(Work required): Quote every line as written. Omit pictures.
=====
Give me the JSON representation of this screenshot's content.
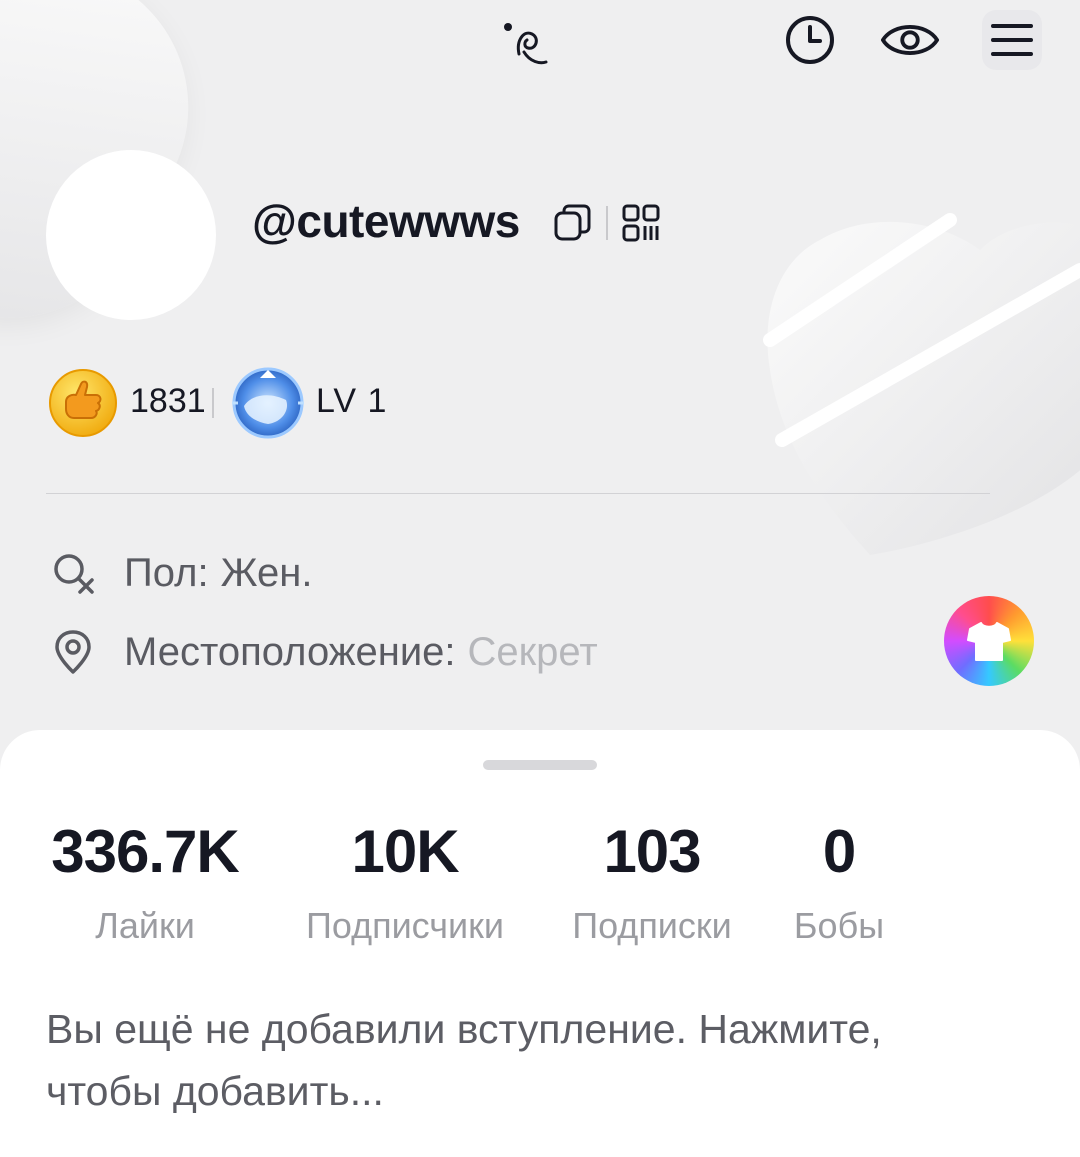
{
  "header": {
    "icons": [
      "activity-icon",
      "history-icon",
      "visitors-eye-icon",
      "menu-icon"
    ]
  },
  "profile": {
    "username": "@cutewwws",
    "coin_count": "1831",
    "level": "LV 1"
  },
  "info": {
    "gender_label": "Пол:",
    "gender_value": "Жен.",
    "location_label": "Местоположение:",
    "location_value": "Секрет"
  },
  "stats": [
    {
      "value": "336.7K",
      "label": "Лайки"
    },
    {
      "value": "10K",
      "label": "Подписчики"
    },
    {
      "value": "103",
      "label": "Подписки"
    },
    {
      "value": "0",
      "label": "Бобы"
    }
  ],
  "bio": {
    "text": "Вы ещё не добавили вступление. Нажмите, чтобы добавить..."
  },
  "colors": {
    "text_primary": "#161823",
    "text_secondary": "#9b9ca1",
    "background": "#efeff0",
    "sheet": "#ffffff",
    "coin": "#f5b915"
  }
}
=====
(Exercise response):
Give me the JSON representation of this screenshot's content.
{
  "header": {
    "icons": [
      "activity-icon",
      "history-icon",
      "visitors-eye-icon",
      "menu-icon"
    ]
  },
  "profile": {
    "username": "@cutewwws",
    "coin_count": "1831",
    "level": "LV 1"
  },
  "info": {
    "gender_label": "Пол:",
    "gender_value": "Жен.",
    "location_label": "Местоположение:",
    "location_value": "Секрет"
  },
  "stats": [
    {
      "value": "336.7K",
      "label": "Лайки"
    },
    {
      "value": "10K",
      "label": "Подписчики"
    },
    {
      "value": "103",
      "label": "Подписки"
    },
    {
      "value": "0",
      "label": "Бобы"
    }
  ],
  "bio": {
    "text": "Вы ещё не добавили вступление. Нажмите, чтобы добавить..."
  },
  "colors": {
    "text_primary": "#161823",
    "text_secondary": "#9b9ca1",
    "background": "#efeff0",
    "sheet": "#ffffff",
    "coin": "#f5b915"
  }
}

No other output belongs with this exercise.